* Work task: Leave out the pictures, then return the records word for word.

☆ ☆ ☆ ☆ ☆ ☆ ☆

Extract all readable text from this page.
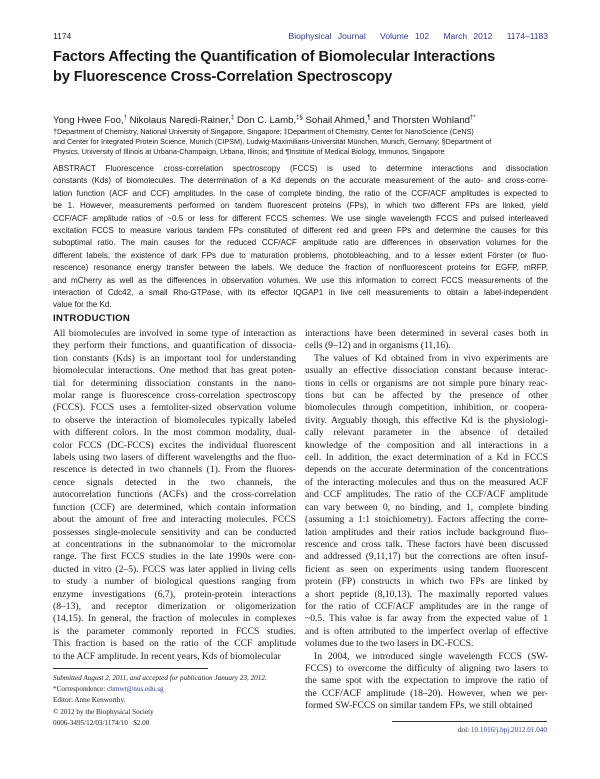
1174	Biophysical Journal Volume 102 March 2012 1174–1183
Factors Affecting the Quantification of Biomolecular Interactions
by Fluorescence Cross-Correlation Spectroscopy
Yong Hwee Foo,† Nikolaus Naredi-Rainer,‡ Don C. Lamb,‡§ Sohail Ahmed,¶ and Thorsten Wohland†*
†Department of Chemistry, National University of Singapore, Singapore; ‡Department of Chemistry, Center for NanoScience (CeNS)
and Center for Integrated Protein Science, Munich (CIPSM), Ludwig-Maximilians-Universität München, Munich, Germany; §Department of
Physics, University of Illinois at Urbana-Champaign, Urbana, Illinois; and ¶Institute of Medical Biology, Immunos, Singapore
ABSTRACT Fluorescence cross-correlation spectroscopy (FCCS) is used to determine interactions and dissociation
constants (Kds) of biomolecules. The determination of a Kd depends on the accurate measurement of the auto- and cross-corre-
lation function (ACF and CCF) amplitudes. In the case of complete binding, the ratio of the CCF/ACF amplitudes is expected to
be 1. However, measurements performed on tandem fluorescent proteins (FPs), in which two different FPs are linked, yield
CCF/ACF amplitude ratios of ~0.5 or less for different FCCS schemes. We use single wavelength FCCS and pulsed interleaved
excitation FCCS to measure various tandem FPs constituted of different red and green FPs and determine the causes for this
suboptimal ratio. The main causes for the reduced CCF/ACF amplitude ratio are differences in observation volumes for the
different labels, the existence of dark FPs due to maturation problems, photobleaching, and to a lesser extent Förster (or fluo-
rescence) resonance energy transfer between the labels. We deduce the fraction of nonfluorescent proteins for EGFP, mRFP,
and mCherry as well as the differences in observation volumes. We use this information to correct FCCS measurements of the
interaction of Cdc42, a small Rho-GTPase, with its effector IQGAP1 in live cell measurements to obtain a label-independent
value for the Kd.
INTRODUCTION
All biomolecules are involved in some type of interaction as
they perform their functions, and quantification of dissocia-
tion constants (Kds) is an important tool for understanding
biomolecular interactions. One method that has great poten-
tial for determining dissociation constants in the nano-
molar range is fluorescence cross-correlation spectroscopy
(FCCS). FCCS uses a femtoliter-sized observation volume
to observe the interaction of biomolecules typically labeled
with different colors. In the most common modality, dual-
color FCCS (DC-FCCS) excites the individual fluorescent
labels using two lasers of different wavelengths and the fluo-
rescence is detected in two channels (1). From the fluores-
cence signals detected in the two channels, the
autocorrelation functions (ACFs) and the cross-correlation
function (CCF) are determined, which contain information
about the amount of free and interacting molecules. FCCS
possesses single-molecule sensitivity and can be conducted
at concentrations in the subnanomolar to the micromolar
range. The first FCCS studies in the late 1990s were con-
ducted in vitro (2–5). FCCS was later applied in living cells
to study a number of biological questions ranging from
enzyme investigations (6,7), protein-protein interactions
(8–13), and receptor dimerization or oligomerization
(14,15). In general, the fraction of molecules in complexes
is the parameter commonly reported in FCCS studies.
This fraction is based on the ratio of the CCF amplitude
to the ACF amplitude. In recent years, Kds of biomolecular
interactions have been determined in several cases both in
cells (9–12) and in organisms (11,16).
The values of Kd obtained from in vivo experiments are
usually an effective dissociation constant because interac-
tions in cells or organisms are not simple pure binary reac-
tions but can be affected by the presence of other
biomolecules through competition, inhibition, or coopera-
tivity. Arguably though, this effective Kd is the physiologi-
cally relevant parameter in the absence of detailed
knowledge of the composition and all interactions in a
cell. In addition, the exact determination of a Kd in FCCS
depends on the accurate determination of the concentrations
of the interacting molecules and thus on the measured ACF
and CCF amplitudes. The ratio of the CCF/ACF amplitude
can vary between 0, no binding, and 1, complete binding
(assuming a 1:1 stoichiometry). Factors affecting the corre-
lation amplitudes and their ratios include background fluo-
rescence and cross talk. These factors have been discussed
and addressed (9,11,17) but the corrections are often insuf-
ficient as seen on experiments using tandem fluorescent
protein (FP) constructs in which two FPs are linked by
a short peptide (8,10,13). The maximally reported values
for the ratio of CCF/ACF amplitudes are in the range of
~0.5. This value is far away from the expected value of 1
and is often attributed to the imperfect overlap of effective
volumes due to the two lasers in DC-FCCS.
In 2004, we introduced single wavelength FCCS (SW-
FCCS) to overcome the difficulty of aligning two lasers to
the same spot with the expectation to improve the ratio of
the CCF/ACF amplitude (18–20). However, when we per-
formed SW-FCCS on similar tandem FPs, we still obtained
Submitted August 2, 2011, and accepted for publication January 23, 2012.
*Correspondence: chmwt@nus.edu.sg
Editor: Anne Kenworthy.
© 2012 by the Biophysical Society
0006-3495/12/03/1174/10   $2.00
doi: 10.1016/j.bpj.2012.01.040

☆ ☆ ☆ ☆ ☆ ☆ ☆

* The answer:
Extract all readable text from this page.
1174	Biophysical Journal Volume 102 March 2012 1174–1183
Factors Affecting the Quantification of Biomolecular Interactions
by Fluorescence Cross-Correlation Spectroscopy
Yong Hwee Foo,† Nikolaus Naredi-Rainer,‡ Don C. Lamb,‡§ Sohail Ahmed,¶ and Thorsten Wohland†*
†Department of Chemistry, National University of Singapore, Singapore; ‡Department of Chemistry, Center for NanoScience (CeNS)
and Center for Integrated Protein Science, Munich (CIPSM), Ludwig-Maximilians-Universität München, Munich, Germany; §Department of
Physics, University of Illinois at Urbana-Champaign, Urbana, Illinois; and ¶Institute of Medical Biology, Immunos, Singapore
ABSTRACT Fluorescence cross-correlation spectroscopy (FCCS) is used to determine interactions and dissociation
constants (Kds) of biomolecules. The determination of a Kd depends on the accurate measurement of the auto- and cross-corre-
lation function (ACF and CCF) amplitudes. In the case of complete binding, the ratio of the CCF/ACF amplitudes is expected to
be 1. However, measurements performed on tandem fluorescent proteins (FPs), in which two different FPs are linked, yield
CCF/ACF amplitude ratios of ~0.5 or less for different FCCS schemes. We use single wavelength FCCS and pulsed interleaved
excitation FCCS to measure various tandem FPs constituted of different red and green FPs and determine the causes for this
suboptimal ratio. The main causes for the reduced CCF/ACF amplitude ratio are differences in observation volumes for the
different labels, the existence of dark FPs due to maturation problems, photobleaching, and to a lesser extent Förster (or fluo-
rescence) resonance energy transfer between the labels. We deduce the fraction of nonfluorescent proteins for EGFP, mRFP,
and mCherry as well as the differences in observation volumes. We use this information to correct FCCS measurements of the
interaction of Cdc42, a small Rho-GTPase, with its effector IQGAP1 in live cell measurements to obtain a label-independent
value for the Kd.
INTRODUCTION
All biomolecules are involved in some type of interaction as
they perform their functions, and quantification of dissocia-
tion constants (Kds) is an important tool for understanding
biomolecular interactions. One method that has great poten-
tial for determining dissociation constants in the nano-
molar range is fluorescence cross-correlation spectroscopy
(FCCS). FCCS uses a femtoliter-sized observation volume
to observe the interaction of biomolecules typically labeled
with different colors. In the most common modality, dual-
color FCCS (DC-FCCS) excites the individual fluorescent
labels using two lasers of different wavelengths and the fluo-
rescence is detected in two channels (1). From the fluores-
cence signals detected in the two channels, the
autocorrelation functions (ACFs) and the cross-correlation
function (CCF) are determined, which contain information
about the amount of free and interacting molecules. FCCS
possesses single-molecule sensitivity and can be conducted
at concentrations in the subnanomolar to the micromolar
range. The first FCCS studies in the late 1990s were con-
ducted in vitro (2–5). FCCS was later applied in living cells
to study a number of biological questions ranging from
enzyme investigations (6,7), protein-protein interactions
(8–13), and receptor dimerization or oligomerization
(14,15). In general, the fraction of molecules in complexes
is the parameter commonly reported in FCCS studies.
This fraction is based on the ratio of the CCF amplitude
to the ACF amplitude. In recent years, Kds of biomolecular
interactions have been determined in several cases both in
cells (9–12) and in organisms (11,16).
The values of Kd obtained from in vivo experiments are
usually an effective dissociation constant because interac-
tions in cells or organisms are not simple pure binary reac-
tions but can be affected by the presence of other
biomolecules through competition, inhibition, or coopera-
tivity. Arguably though, this effective Kd is the physiologi-
cally relevant parameter in the absence of detailed
knowledge of the composition and all interactions in a
cell. In addition, the exact determination of a Kd in FCCS
depends on the accurate determination of the concentrations
of the interacting molecules and thus on the measured ACF
and CCF amplitudes. The ratio of the CCF/ACF amplitude
can vary between 0, no binding, and 1, complete binding
(assuming a 1:1 stoichiometry). Factors affecting the corre-
lation amplitudes and their ratios include background fluo-
rescence and cross talk. These factors have been discussed
and addressed (9,11,17) but the corrections are often insuf-
ficient as seen on experiments using tandem fluorescent
protein (FP) constructs in which two FPs are linked by
a short peptide (8,10,13). The maximally reported values
for the ratio of CCF/ACF amplitudes are in the range of
~0.5. This value is far away from the expected value of 1
and is often attributed to the imperfect overlap of effective
volumes due to the two lasers in DC-FCCS.
In 2004, we introduced single wavelength FCCS (SW-
FCCS) to overcome the difficulty of aligning two lasers to
the same spot with the expectation to improve the ratio of
the CCF/ACF amplitude (18–20). However, when we per-
formed SW-FCCS on similar tandem FPs, we still obtained
Submitted August 2, 2011, and accepted for publication January 23, 2012.
*Correspondence: chmwt@nus.edu.sg
Editor: Anne Kenworthy.
© 2012 by the Biophysical Society
0006-3495/12/03/1174/10   $2.00
doi: 10.1016/j.bpj.2012.01.040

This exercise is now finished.